**EXERCISE OBJECTIVE**
Transcribe the material exactly. Images do not belong in the copy.

......

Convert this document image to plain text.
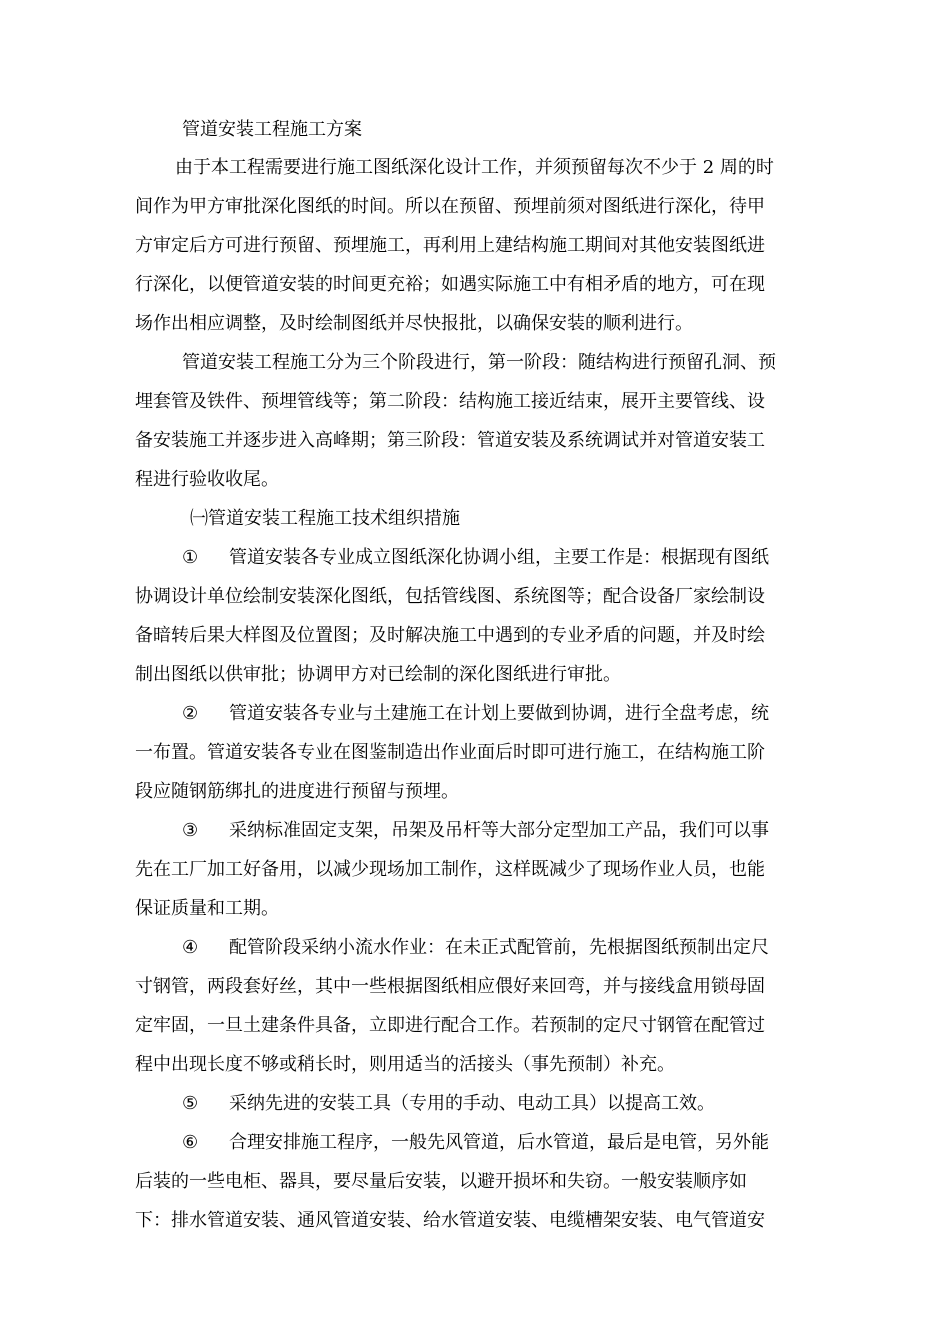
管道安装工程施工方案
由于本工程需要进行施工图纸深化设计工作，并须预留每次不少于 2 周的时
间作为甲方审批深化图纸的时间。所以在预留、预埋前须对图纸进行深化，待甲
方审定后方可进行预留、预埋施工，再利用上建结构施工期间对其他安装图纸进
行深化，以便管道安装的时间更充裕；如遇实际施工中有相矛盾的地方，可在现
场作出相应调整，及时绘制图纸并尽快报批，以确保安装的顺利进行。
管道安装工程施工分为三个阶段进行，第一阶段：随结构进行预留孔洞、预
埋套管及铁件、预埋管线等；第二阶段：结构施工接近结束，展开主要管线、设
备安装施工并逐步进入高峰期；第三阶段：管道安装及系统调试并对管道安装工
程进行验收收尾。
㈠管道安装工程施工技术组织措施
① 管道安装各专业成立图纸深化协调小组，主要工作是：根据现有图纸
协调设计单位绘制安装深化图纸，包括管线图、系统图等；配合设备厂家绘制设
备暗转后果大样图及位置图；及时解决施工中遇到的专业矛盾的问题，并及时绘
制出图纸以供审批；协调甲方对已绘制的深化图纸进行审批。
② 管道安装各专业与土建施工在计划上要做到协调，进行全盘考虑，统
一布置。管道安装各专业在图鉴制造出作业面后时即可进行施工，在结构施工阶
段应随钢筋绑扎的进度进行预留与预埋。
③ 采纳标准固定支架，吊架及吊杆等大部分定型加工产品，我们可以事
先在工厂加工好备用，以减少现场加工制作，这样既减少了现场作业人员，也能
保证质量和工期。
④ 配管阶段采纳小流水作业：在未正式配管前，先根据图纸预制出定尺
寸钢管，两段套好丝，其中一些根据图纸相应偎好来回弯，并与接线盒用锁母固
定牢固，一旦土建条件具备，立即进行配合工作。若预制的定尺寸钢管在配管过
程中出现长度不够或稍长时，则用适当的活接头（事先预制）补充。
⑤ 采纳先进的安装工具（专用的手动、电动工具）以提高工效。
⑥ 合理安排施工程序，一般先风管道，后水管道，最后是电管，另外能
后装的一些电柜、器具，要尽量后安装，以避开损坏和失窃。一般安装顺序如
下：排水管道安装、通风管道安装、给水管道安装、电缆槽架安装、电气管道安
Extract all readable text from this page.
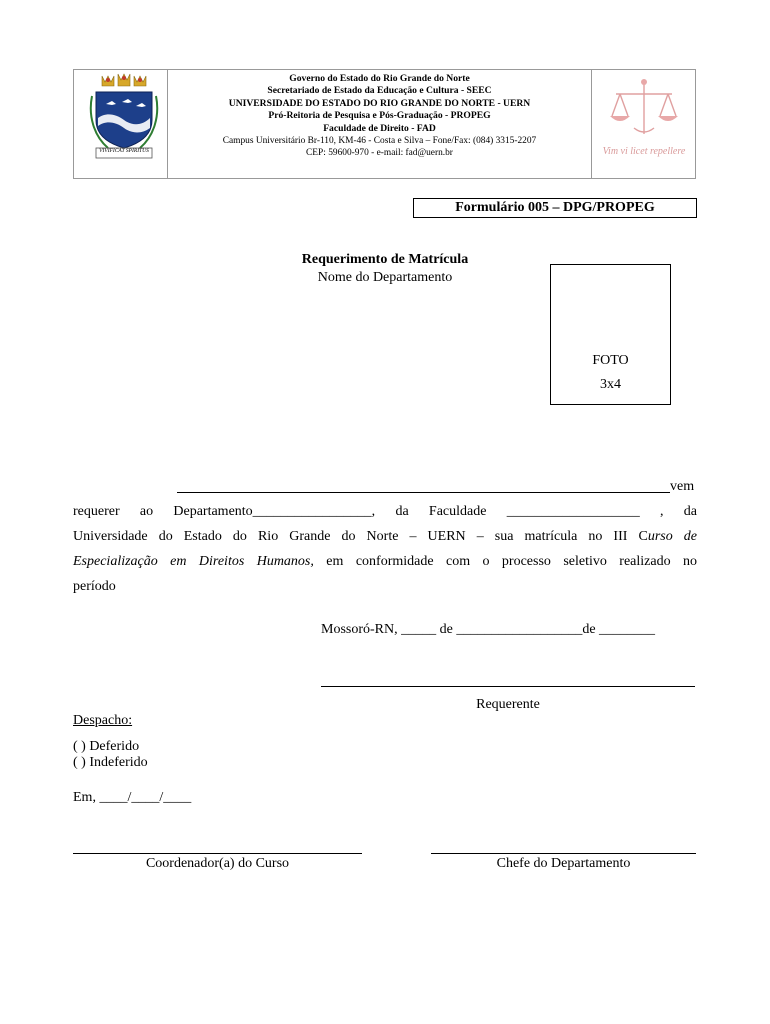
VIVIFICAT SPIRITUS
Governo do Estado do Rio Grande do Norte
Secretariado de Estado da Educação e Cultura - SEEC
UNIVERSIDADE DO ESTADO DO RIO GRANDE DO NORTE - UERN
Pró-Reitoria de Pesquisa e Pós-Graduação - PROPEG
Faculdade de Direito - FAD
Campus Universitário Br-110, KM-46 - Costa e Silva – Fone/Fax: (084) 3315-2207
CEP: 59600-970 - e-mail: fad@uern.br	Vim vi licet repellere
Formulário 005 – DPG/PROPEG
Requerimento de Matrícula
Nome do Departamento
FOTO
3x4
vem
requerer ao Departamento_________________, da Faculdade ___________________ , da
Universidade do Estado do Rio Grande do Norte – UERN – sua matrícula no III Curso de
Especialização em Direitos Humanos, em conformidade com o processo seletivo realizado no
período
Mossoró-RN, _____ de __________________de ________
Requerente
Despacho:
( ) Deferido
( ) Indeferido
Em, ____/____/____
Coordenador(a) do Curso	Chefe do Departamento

......

**RESULT OF THE TASK**
Convert this document image to plain text.
管道安装工程施工方案
由于本工程需要进行施工图纸深化设计工作，并须预留每次不少于 2 周的时
间作为甲方审批深化图纸的时间。所以在预留、预埋前须对图纸进行深化，待甲
方审定后方可进行预留、预埋施工，再利用上建结构施工期间对其他安装图纸进
行深化，以便管道安装的时间更充裕；如遇实际施工中有相矛盾的地方，可在现
场作出相应调整，及时绘制图纸并尽快报批，以确保安装的顺利进行。
管道安装工程施工分为三个阶段进行，第一阶段：随结构进行预留孔洞、预
埋套管及铁件、预埋管线等；第二阶段：结构施工接近结束，展开主要管线、设
备安装施工并逐步进入高峰期；第三阶段：管道安装及系统调试并对管道安装工
程进行验收收尾。
㈠管道安装工程施工技术组织措施
① 管道安装各专业成立图纸深化协调小组，主要工作是：根据现有图纸
协调设计单位绘制安装深化图纸，包括管线图、系统图等；配合设备厂家绘制设
备暗转后果大样图及位置图；及时解决施工中遇到的专业矛盾的问题，并及时绘
制出图纸以供审批；协调甲方对已绘制的深化图纸进行审批。
② 管道安装各专业与土建施工在计划上要做到协调，进行全盘考虑，统
一布置。管道安装各专业在图鉴制造出作业面后时即可进行施工，在结构施工阶
段应随钢筋绑扎的进度进行预留与预埋。
③ 采纳标准固定支架，吊架及吊杆等大部分定型加工产品，我们可以事
先在工厂加工好备用，以减少现场加工制作，这样既减少了现场作业人员，也能
保证质量和工期。
④ 配管阶段采纳小流水作业：在未正式配管前，先根据图纸预制出定尺
寸钢管，两段套好丝，其中一些根据图纸相应偎好来回弯，并与接线盒用锁母固
定牢固，一旦土建条件具备，立即进行配合工作。若预制的定尺寸钢管在配管过
程中出现长度不够或稍长时，则用适当的活接头（事先预制）补充。
⑤ 采纳先进的安装工具（专用的手动、电动工具）以提高工效。
⑥ 合理安排施工程序，一般先风管道，后水管道，最后是电管，另外能
后装的一些电柜、器具，要尽量后安装，以避开损坏和失窃。一般安装顺序如
下：排水管道安装、通风管道安装、给水管道安装、电缆槽架安装、电气管道安
Extract all readable text from this page.
VIVIFICAT SPIRITUS
Governo do Estado do Rio Grande do Norte
Secretariado de Estado da Educação e Cultura - SEEC
UNIVERSIDADE DO ESTADO DO RIO GRANDE DO NORTE - UERN
Pró-Reitoria de Pesquisa e Pós-Graduação - PROPEG
Faculdade de Direito - FAD
Campus Universitário Br-110, KM-46 - Costa e Silva – Fone/Fax: (084) 3315-2207
CEP: 59600-970 - e-mail: fad@uern.br	Vim vi licet repellere
Formulário 005 – DPG/PROPEG
Requerimento de Matrícula
Nome do Departamento
FOTO
3x4
vem
requerer ao Departamento_________________, da Faculdade ___________________ , da
Universidade do Estado do Rio Grande do Norte – UERN – sua matrícula no III Curso de
Especialização em Direitos Humanos, em conformidade com o processo seletivo realizado no
período
Mossoró-RN, _____ de __________________de ________
Requerente
Despacho:
( ) Deferido
( ) Indeferido
Em, ____/____/____
Coordenador(a) do Curso	Chefe do Departamento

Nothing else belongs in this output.